# start of TASK INPUTS

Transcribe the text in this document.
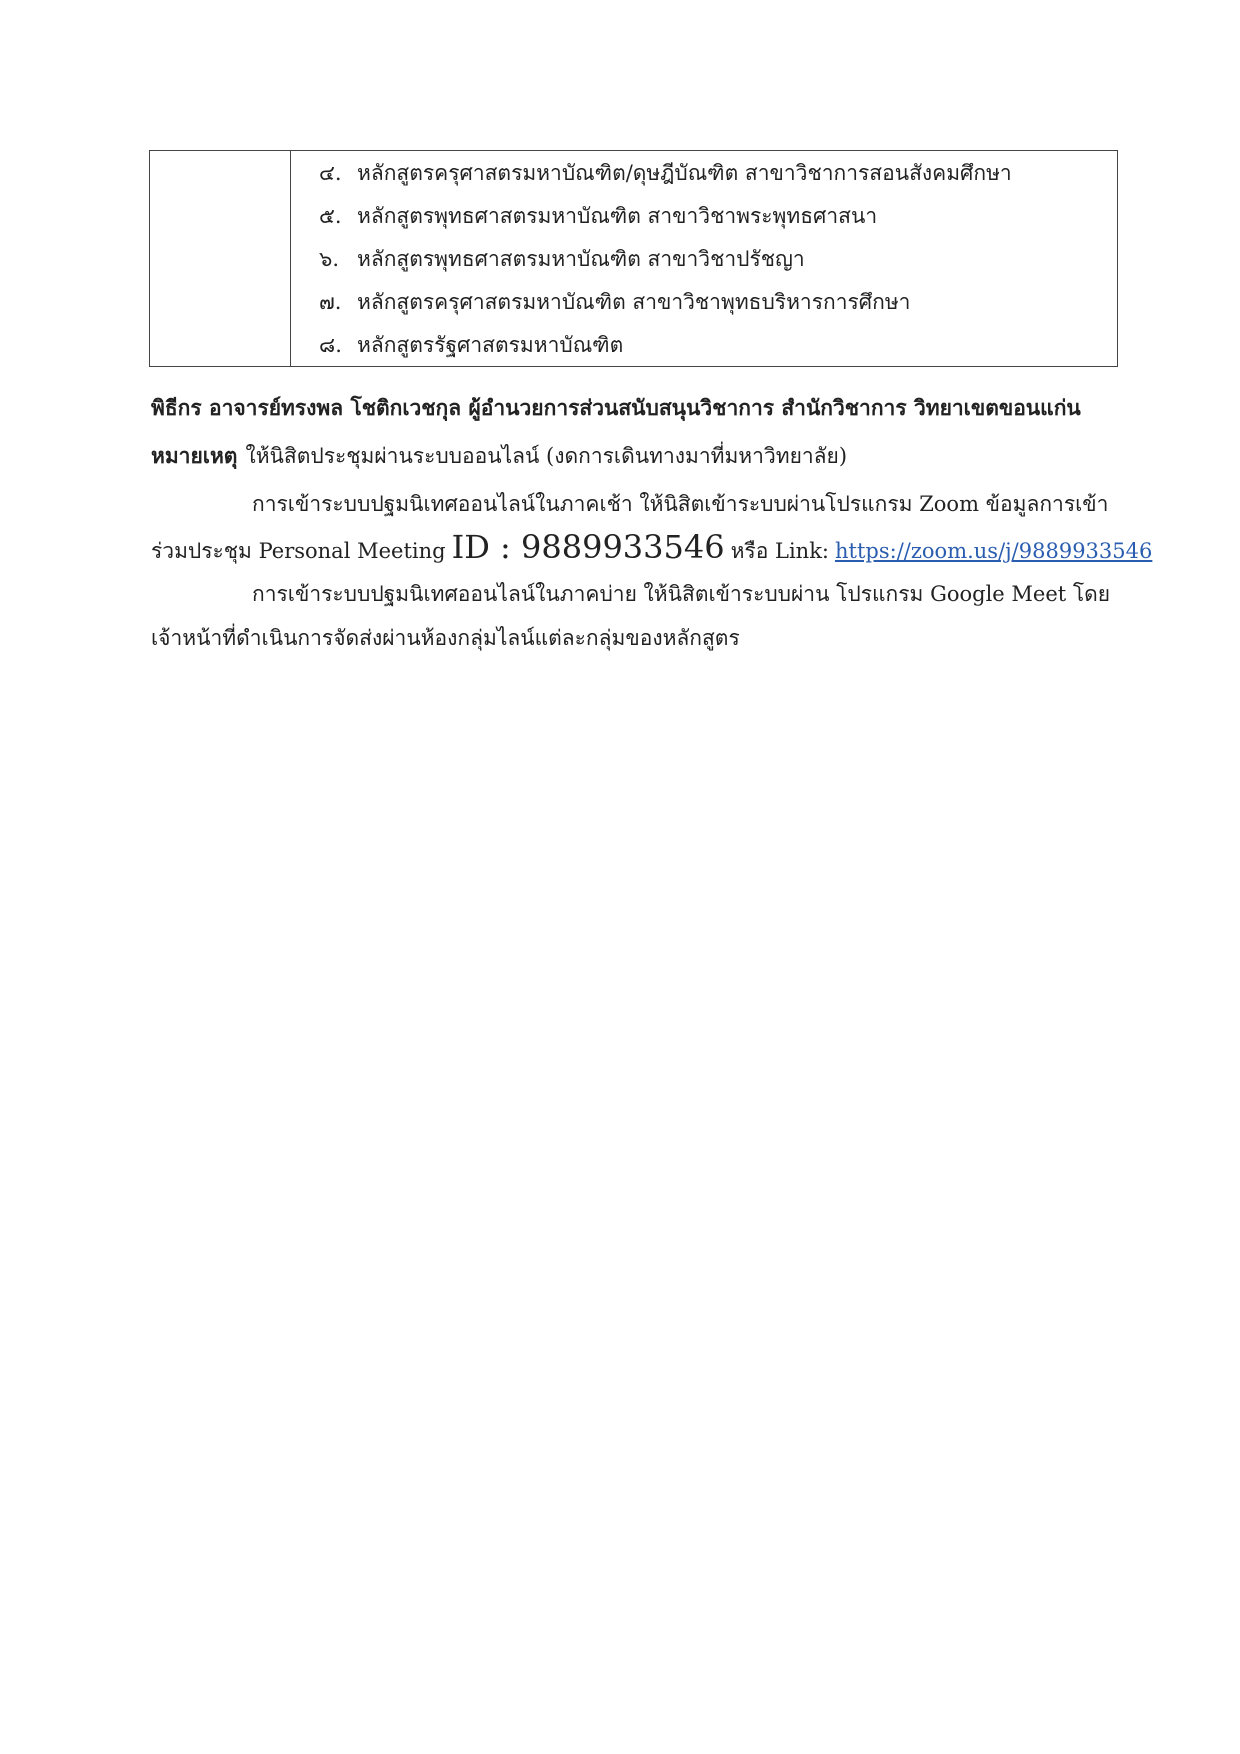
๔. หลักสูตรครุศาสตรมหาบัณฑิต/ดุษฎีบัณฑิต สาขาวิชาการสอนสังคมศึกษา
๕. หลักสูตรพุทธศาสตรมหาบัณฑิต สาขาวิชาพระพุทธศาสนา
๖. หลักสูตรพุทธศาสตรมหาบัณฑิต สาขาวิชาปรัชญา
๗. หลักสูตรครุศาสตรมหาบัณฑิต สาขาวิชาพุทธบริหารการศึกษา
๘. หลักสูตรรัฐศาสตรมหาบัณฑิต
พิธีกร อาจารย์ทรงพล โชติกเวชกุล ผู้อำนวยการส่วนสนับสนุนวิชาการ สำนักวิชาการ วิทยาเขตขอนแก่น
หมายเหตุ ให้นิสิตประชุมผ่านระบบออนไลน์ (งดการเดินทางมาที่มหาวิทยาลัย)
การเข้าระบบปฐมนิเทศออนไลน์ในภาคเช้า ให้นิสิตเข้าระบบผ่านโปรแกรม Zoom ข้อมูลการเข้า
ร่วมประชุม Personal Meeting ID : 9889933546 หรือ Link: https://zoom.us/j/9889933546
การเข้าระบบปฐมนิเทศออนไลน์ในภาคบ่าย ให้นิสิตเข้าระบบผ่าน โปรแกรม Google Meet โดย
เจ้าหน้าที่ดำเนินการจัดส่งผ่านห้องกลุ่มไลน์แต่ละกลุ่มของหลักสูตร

# end of TASK INPUTS
# start of TASK INPUTS

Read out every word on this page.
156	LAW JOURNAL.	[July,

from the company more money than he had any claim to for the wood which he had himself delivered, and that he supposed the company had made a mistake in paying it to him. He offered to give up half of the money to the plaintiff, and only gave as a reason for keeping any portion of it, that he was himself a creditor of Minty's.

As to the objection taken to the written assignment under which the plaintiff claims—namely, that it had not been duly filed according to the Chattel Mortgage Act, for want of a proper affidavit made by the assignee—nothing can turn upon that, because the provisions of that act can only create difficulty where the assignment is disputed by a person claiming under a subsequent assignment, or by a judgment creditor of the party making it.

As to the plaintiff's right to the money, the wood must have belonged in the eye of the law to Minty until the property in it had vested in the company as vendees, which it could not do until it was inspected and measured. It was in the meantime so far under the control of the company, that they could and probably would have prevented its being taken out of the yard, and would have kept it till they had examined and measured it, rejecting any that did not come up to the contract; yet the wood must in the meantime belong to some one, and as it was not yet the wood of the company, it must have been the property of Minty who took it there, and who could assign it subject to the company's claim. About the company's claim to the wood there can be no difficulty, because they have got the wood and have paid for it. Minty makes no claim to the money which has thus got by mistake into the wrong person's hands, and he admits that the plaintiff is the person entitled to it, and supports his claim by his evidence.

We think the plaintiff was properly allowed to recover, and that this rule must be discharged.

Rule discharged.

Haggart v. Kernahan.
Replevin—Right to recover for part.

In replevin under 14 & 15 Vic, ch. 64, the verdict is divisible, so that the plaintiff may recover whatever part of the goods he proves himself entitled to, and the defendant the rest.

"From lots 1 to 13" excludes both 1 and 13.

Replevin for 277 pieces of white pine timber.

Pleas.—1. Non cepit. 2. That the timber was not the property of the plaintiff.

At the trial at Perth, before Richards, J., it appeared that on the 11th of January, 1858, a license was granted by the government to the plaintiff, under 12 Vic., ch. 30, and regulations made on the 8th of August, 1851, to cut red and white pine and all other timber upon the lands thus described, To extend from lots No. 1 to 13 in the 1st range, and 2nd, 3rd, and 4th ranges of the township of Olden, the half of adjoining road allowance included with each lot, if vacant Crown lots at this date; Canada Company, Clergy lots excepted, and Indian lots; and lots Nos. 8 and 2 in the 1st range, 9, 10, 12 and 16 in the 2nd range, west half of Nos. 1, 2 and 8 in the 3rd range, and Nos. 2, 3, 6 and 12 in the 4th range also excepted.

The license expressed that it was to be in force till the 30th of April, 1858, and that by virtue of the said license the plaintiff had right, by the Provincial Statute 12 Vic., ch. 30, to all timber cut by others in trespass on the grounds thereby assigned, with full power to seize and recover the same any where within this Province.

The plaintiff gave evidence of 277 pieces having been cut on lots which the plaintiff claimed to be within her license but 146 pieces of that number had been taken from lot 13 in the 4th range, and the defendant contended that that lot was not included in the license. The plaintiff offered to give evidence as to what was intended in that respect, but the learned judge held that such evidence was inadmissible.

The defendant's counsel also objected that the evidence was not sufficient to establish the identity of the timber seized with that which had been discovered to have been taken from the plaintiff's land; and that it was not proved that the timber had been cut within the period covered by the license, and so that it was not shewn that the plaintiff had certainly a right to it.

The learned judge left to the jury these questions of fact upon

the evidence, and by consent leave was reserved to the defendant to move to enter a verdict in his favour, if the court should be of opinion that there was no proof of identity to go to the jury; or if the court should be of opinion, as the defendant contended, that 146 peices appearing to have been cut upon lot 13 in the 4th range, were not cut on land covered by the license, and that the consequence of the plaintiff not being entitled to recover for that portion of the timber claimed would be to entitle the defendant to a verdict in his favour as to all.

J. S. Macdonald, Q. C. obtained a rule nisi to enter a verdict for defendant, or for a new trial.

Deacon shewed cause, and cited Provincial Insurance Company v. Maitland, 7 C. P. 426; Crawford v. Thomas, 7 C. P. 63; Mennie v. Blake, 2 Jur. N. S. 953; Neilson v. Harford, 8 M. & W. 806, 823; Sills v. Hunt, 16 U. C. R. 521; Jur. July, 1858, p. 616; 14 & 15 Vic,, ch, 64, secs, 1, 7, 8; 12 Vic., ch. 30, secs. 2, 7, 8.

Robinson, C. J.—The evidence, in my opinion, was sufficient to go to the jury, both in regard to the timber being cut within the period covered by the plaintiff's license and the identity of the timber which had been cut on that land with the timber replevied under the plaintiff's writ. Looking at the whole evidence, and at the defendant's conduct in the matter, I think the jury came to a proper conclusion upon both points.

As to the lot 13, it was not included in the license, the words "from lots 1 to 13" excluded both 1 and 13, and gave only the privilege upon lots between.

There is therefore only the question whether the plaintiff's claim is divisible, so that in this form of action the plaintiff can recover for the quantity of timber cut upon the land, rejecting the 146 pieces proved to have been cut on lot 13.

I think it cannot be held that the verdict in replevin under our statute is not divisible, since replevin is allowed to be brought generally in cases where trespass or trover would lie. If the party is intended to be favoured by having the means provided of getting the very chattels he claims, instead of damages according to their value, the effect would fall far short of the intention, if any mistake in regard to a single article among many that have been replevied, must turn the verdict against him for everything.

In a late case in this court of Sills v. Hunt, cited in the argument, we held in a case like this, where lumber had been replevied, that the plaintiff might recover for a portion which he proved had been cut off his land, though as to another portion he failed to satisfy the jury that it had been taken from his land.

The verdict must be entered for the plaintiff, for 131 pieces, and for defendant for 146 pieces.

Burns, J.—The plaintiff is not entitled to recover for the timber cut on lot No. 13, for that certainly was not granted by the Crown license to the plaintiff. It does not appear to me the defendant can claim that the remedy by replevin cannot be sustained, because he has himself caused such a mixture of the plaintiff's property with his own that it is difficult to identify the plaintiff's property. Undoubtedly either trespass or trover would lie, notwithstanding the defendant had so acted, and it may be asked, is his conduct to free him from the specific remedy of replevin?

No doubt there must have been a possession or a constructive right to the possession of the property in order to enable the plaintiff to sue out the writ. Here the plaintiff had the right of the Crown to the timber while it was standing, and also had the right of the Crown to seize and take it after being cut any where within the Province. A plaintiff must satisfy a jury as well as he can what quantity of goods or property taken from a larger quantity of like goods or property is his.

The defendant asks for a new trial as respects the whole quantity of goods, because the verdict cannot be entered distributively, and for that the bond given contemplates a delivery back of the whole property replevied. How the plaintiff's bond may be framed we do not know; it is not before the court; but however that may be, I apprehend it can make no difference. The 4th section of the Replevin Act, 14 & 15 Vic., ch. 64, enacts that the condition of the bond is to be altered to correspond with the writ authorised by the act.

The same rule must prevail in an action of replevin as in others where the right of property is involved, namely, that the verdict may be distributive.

# end of TASK INPUTS
# start of TASK INPUTS

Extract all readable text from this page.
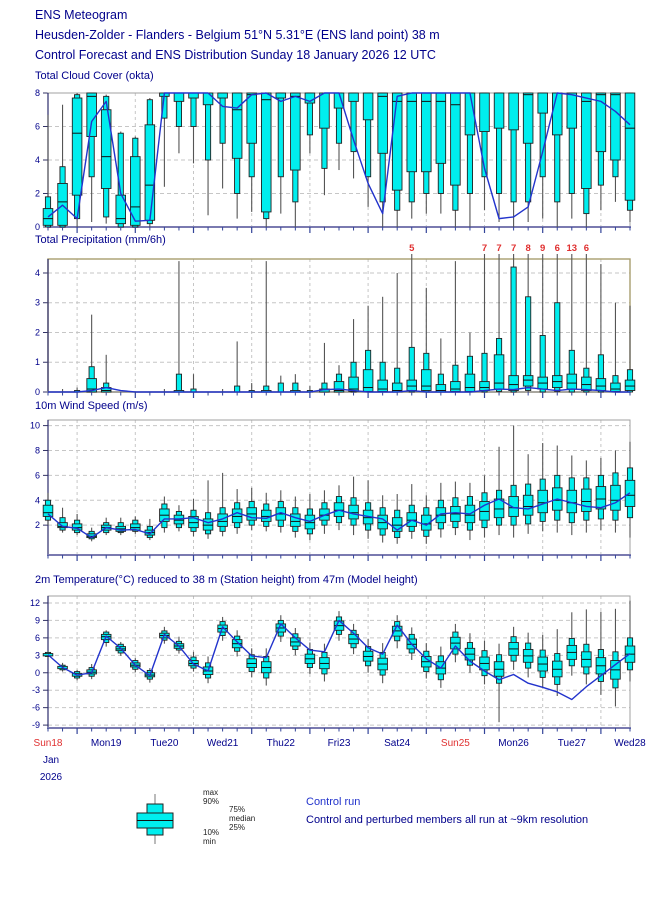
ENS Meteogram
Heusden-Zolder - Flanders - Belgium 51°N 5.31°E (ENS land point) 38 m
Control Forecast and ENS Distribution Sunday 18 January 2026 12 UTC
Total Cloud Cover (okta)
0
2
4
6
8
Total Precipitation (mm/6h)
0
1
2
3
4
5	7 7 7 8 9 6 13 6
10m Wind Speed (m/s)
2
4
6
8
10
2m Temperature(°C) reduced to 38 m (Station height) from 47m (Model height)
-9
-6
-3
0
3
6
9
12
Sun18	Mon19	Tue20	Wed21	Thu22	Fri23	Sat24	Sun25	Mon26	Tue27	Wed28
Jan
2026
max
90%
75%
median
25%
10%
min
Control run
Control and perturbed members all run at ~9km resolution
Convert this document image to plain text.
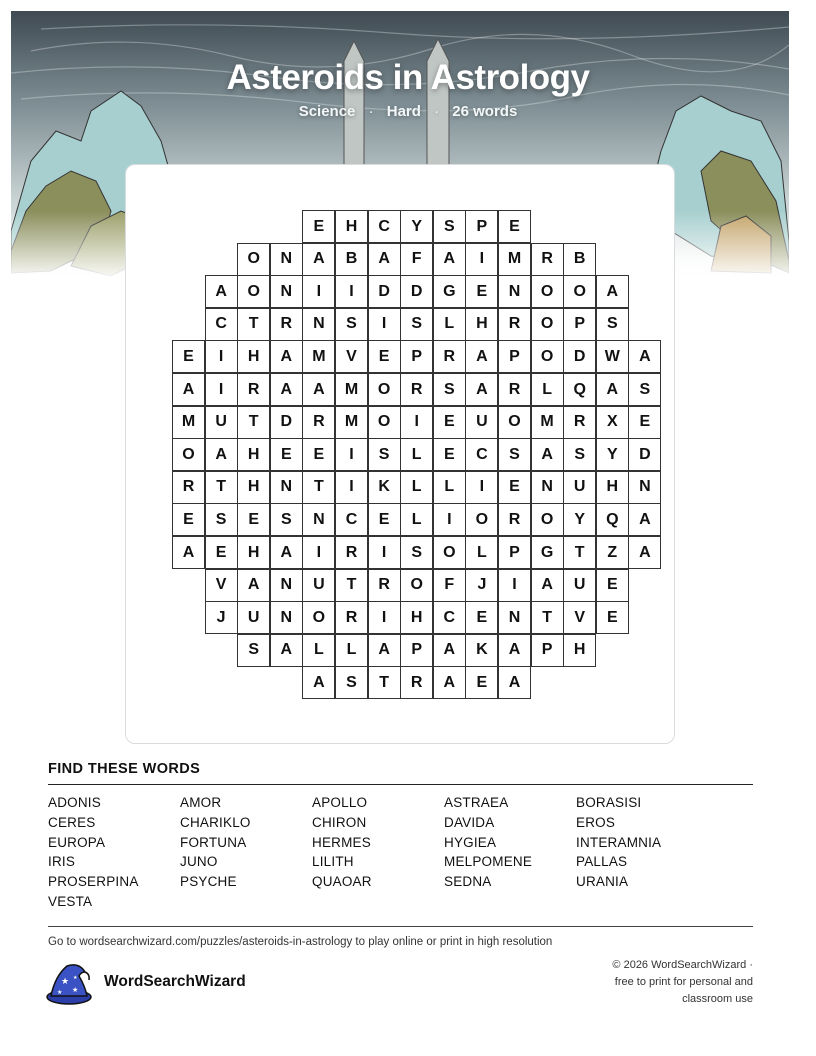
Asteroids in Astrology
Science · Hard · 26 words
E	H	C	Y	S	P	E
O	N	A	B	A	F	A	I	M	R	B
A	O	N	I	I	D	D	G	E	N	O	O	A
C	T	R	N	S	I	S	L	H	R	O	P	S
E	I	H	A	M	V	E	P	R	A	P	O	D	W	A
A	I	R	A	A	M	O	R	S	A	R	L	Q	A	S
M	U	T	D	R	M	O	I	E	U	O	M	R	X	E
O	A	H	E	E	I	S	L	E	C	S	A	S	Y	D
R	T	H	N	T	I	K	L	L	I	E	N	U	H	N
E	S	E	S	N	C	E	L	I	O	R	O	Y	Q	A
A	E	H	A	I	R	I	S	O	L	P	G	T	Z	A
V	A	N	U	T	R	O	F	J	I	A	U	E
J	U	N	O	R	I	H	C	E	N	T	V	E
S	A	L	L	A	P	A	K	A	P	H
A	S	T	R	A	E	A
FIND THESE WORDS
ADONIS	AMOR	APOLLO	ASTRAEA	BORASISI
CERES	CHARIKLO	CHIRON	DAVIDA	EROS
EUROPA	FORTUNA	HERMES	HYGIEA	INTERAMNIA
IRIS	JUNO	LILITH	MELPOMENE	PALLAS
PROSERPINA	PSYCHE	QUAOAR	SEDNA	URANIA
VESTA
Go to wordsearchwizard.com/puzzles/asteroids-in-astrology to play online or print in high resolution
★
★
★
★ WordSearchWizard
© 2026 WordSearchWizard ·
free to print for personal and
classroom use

# end of TASK INPUTS

▸ **YOUR INSTRUCTIONS**: Count how many lines above contain the word "resolution". Reply with the number alone.

▸ **RESULT**: 2